=== Your task ===
Set out each line from the following listing that includes the word "безопасности".

* * *

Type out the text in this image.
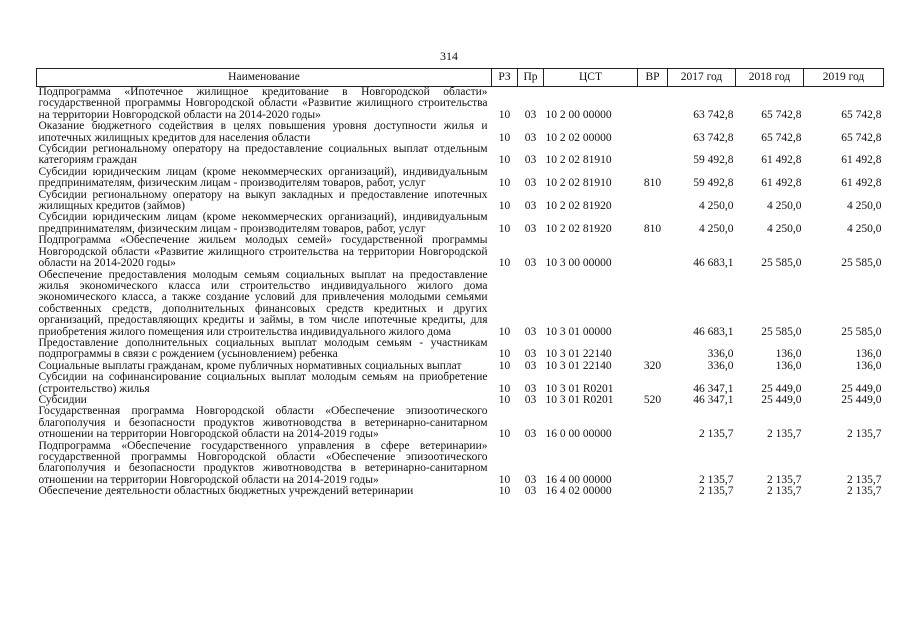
314
Наименование	РЗ	Пр	ЦСТ	ВР	2017 год	2018 год	2019 год
Подпрограмма «Ипотечное жилищное кредитование в Новгородской области» государственной программы Новгородской области «Развитие жилищного строительства на территории Новгородской области на 2014-2020 годы»	10	03	10 2 00 00000		63 742,8	65 742,8	65 742,8
Оказание бюджетного содействия в целях повышения уровня доступности жилья и ипотечных жилищных кредитов для населения области	10	03	10 2 02 00000		63 742,8	65 742,8	65 742,8
Субсидии региональному оператору на предоставление социальных выплат отдельным категориям граждан	10	03	10 2 02 81910		59 492,8	61 492,8	61 492,8
Субсидии юридическим лицам (кроме некоммерческих организаций), индивидуальным предпринимателям, физическим лицам - производителям товаров, работ, услуг	10	03	10 2 02 81910	810	59 492,8	61 492,8	61 492,8
Субсидии региональному оператору на выкуп закладных и предоставление ипотечных жилищных кредитов (займов)	10	03	10 2 02 81920		4 250,0	4 250,0	4 250,0
Субсидии юридическим лицам (кроме некоммерческих организаций), индивидуальным предпринимателям, физическим лицам - производителям товаров, работ, услуг	10	03	10 2 02 81920	810	4 250,0	4 250,0	4 250,0
Подпрограмма «Обеспечение жильем молодых семей» государственной программы Новгородской области «Развитие жилищного строительства на территории Новгородской области на 2014-2020 годы»	10	03	10 3 00 00000		46 683,1	25 585,0	25 585,0
Обеспечение предоставления молодым семьям социальных выплат на предоставление жилья экономического класса или строительство индивидуального жилого дома экономического класса, а также создание условий для привлечения молодыми семьями собственных средств, дополнительных финансовых средств кредитных и других организаций, предоставляющих кредиты и займы, в том числе ипотечные кредиты, для приобретения жилого помещения или строительства индивидуального жилого дома	10	03	10 3 01 00000		46 683,1	25 585,0	25 585,0
Предоставление дополнительных социальных выплат молодым семьям - участникам подпрограммы в связи с рождением (усыновлением) ребенка	10	03	10 3 01 22140		336,0	136,0	136,0
Социальные выплаты гражданам, кроме публичных нормативных социальных выплат	10	03	10 3 01 22140	320	336,0	136,0	136,0
Субсидии на софинансирование социальных выплат молодым семьям на приобретение (строительство) жилья	10	03	10 3 01 R0201		46 347,1	25 449,0	25 449,0
Субсидии	10	03	10 3 01 R0201	520	46 347,1	25 449,0	25 449,0
Государственная программа Новгородской области «Обеспечение эпизоотического благополучия и безопасности продуктов животноводства в ветеринарно-санитарном отношении на территории Новгородской области на 2014-2019 годы»	10	03	16 0 00 00000		2 135,7	2 135,7	2 135,7
Подпрограмма «Обеспечение государственного управления в сфере ветеринарии» государственной программы Новгородской области «Обеспечение эпизоотического благополучия и безопасности продуктов животноводства в ветеринарно-санитарном отношении на территории Новгородской области на 2014-2019 годы»	10	03	16 4 00 00000		2 135,7	2 135,7	2 135,7
Обеспечение деятельности областных бюджетных учреждений ветеринарии	10	03	16 4 02 00000		2 135,7	2 135,7	2 135,7
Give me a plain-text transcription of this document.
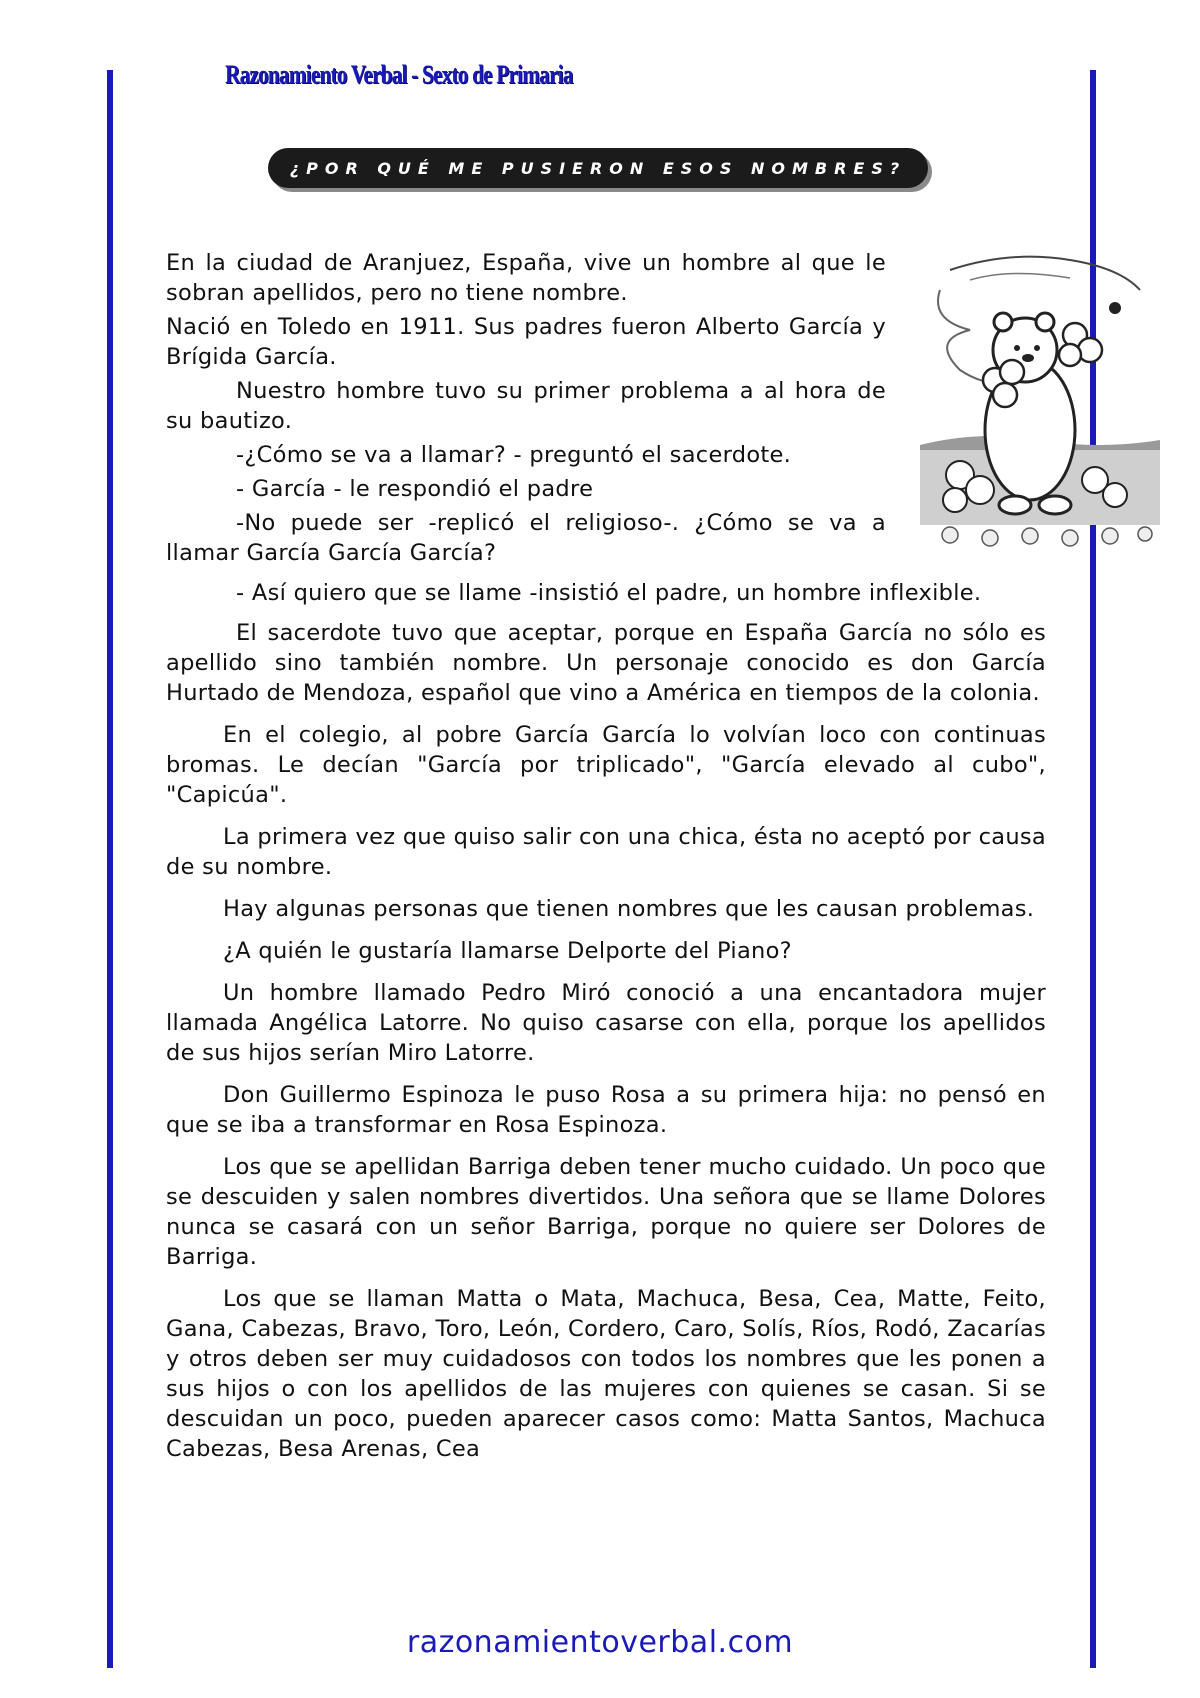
Razonamiento Verbal - Sexto de Primaria
¿POR QUÉ ME PUSIERON ESOS NOMBRES?

En la ciudad de Aranjuez, España, vive un hombre al que le sobran apellidos, pero no tiene nombre.

Nació en Toledo en 1911. Sus padres fueron Alberto García y Brígida García.

Nuestro hombre tuvo su primer problema a al hora de su bautizo.

-¿Cómo se va a llamar? - preguntó el sacerdote.

- García - le respondió el padre

-No puede ser -replicó el religioso-. ¿Cómo se va a llamar García García García?

- Así quiero que se llame -insistió el padre, un hombre inflexible.

El sacerdote tuvo que aceptar, porque en España García no sólo es apellido sino también nombre. Un personaje conocido es don García Hurtado de Mendoza, español que vino a América en tiempos de la colonia.

En el colegio, al pobre García García lo volvían loco con continuas bromas. Le decían "García por triplicado", "García elevado al cubo", "Capicúa".

La primera vez que quiso salir con una chica, ésta no aceptó por causa de su nombre.

Hay algunas personas que tienen nombres que les causan problemas.

¿A quién le gustaría llamarse Delporte del Piano?

Un hombre llamado Pedro Miró conoció a una encantadora mujer llamada Angélica Latorre. No quiso casarse con ella, porque los apellidos de sus hijos serían Miro Latorre.

Don Guillermo Espinoza le puso Rosa a su primera hija: no pensó en que se iba a transformar en Rosa Espinoza.

Los que se apellidan Barriga deben tener mucho cuidado. Un poco que se descuiden y salen nombres divertidos. Una señora que se llame Dolores nunca se casará con un señor Barriga, porque no quiere ser Dolores de Barriga.

Los que se llaman Matta o Mata, Machuca, Besa, Cea, Matte, Feito, Gana, Cabezas, Bravo, Toro, León, Cordero, Caro, Solís, Ríos, Rodó, Zacarías y otros deben ser muy cuidadosos con todos los nombres que les ponen a sus hijos o con los apellidos de las mujeres con quienes se casan. Si se descuidan un poco, pueden aparecer casos como: Matta Santos, Machuca Cabezas, Besa Arenas, Cea

razonamientoverbal.com
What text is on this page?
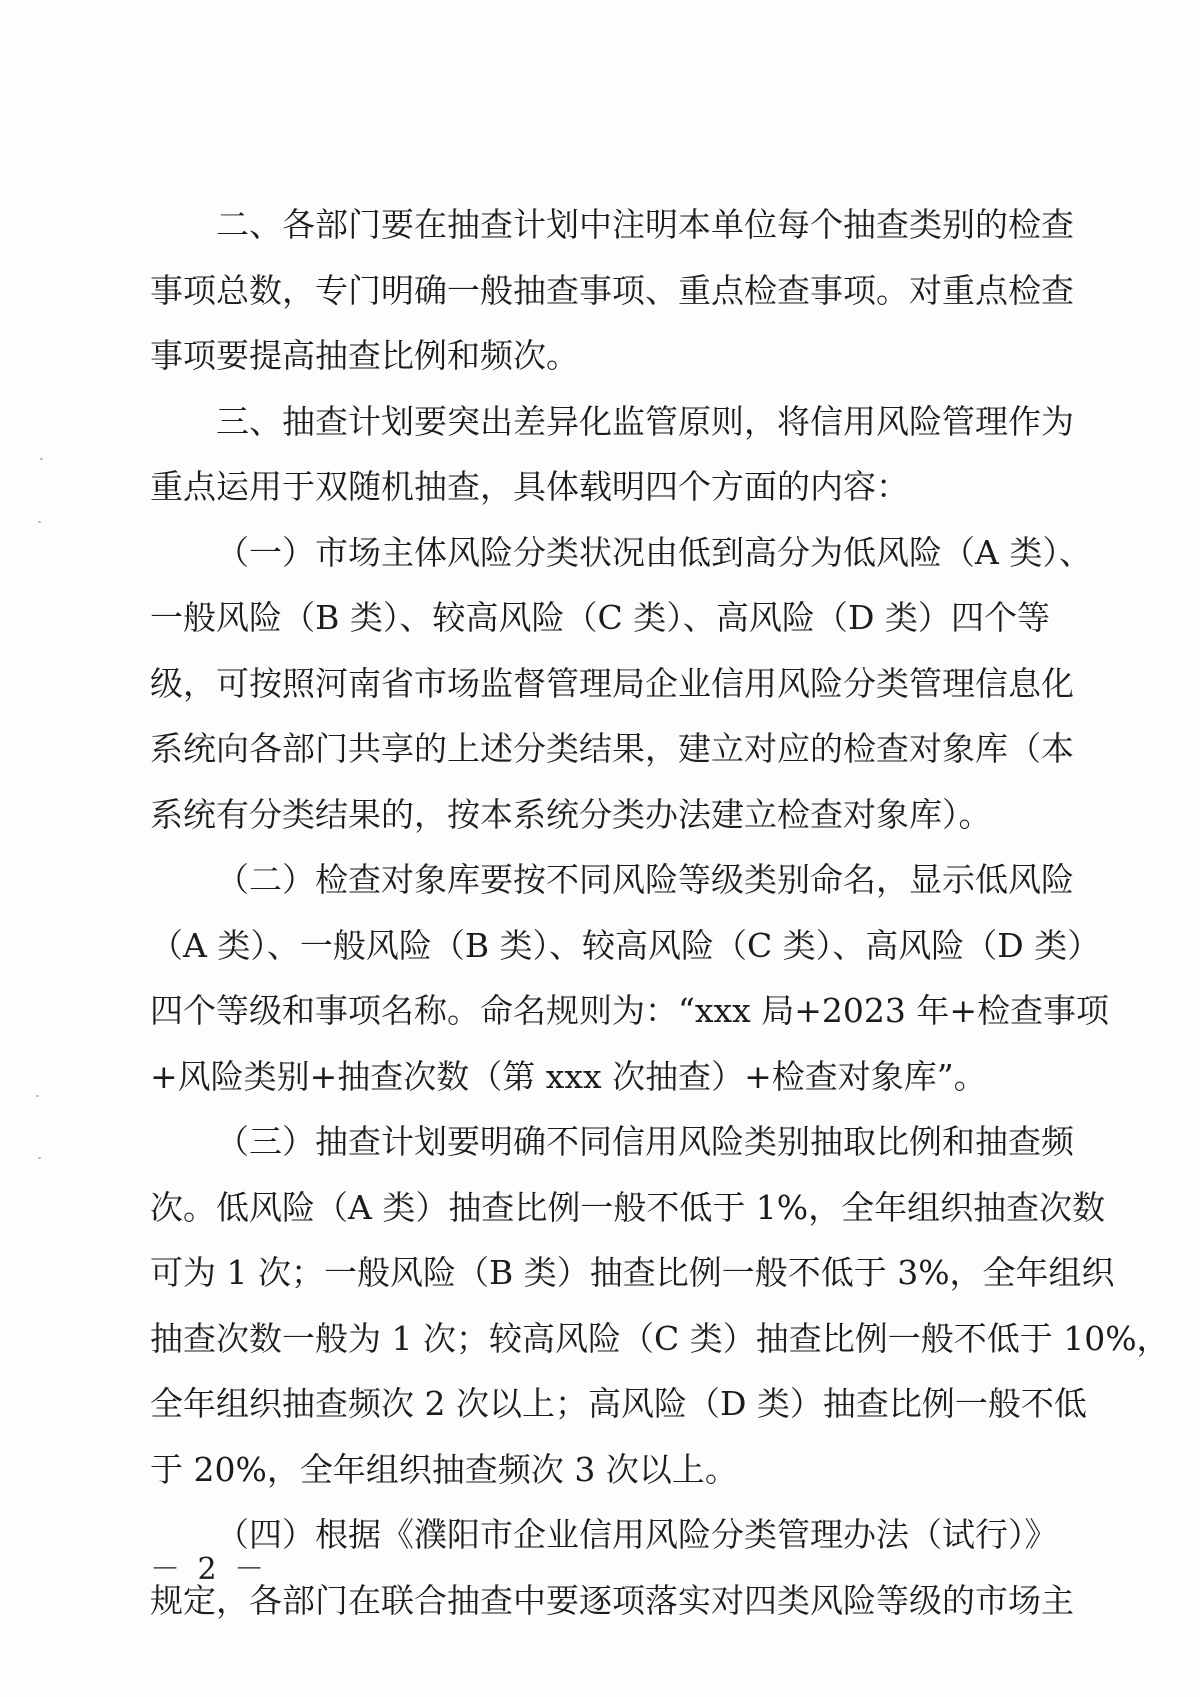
二、各部门要在抽查计划中注明本单位每个抽查类别的检查
事项总数，专门明确一般抽查事项、重点检查事项。对重点检查
事项要提高抽查比例和频次。
三、抽查计划要突出差异化监管原则，将信用风险管理作为
重点运用于双随机抽查，具体载明四个方面的内容：
（一）市场主体风险分类状况由低到高分为低风险（A 类）、
一般风险（B 类）、较高风险（C 类）、高风险（D 类）四个等
级，可按照河南省市场监督管理局企业信用风险分类管理信息化
系统向各部门共享的上述分类结果，建立对应的检查对象库（本
系统有分类结果的，按本系统分类办法建立检查对象库）。
（二）检查对象库要按不同风险等级类别命名，显示低风险
（A 类）、一般风险（B 类）、较高风险（C 类）、高风险（D 类）
四个等级和事项名称。命名规则为：“xxx 局+2023 年+检查事项
+风险类别+抽查次数（第 xxx 次抽查）+检查对象库”。
（三）抽查计划要明确不同信用风险类别抽取比例和抽查频
次。低风险（A 类）抽查比例一般不低于 1%，全年组织抽查次数
可为 1 次；一般风险（B 类）抽查比例一般不低于 3%，全年组织
抽查次数一般为 1 次；较高风险（C 类）抽查比例一般不低于 10%，
全年组织抽查频次 2 次以上；高风险（D 类）抽查比例一般不低
于 20%，全年组织抽查频次 3 次以上。
（四）根据《濮阳市企业信用风险分类管理办法（试行）》
规定，各部门在联合抽查中要逐项落实对四类风险等级的市场主
－ 2 －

* * *

=== Task answer ===
Государственная программа Новгородской области «Обеспечение эпизоотического благополучия и безопасности продуктов животноводства в ветеринарно-санитарном отношении на территории Новгородской области на 2014-2019 годы»	10	03	16 0 00 00000		2 135,7	2 135,7	2 135,7
Подпрограмма «Обеспечение государственного управления в сфере ветеринарии» государственной программы Новгородской области «Обеспечение эпизоотического благополучия и безопасности продуктов животноводства в ветеринарно-санитарном отношении на территории Новгородской области на 2014-2019 годы»	10	03	16 4 00 00000		2 135,7	2 135,7	2 135,7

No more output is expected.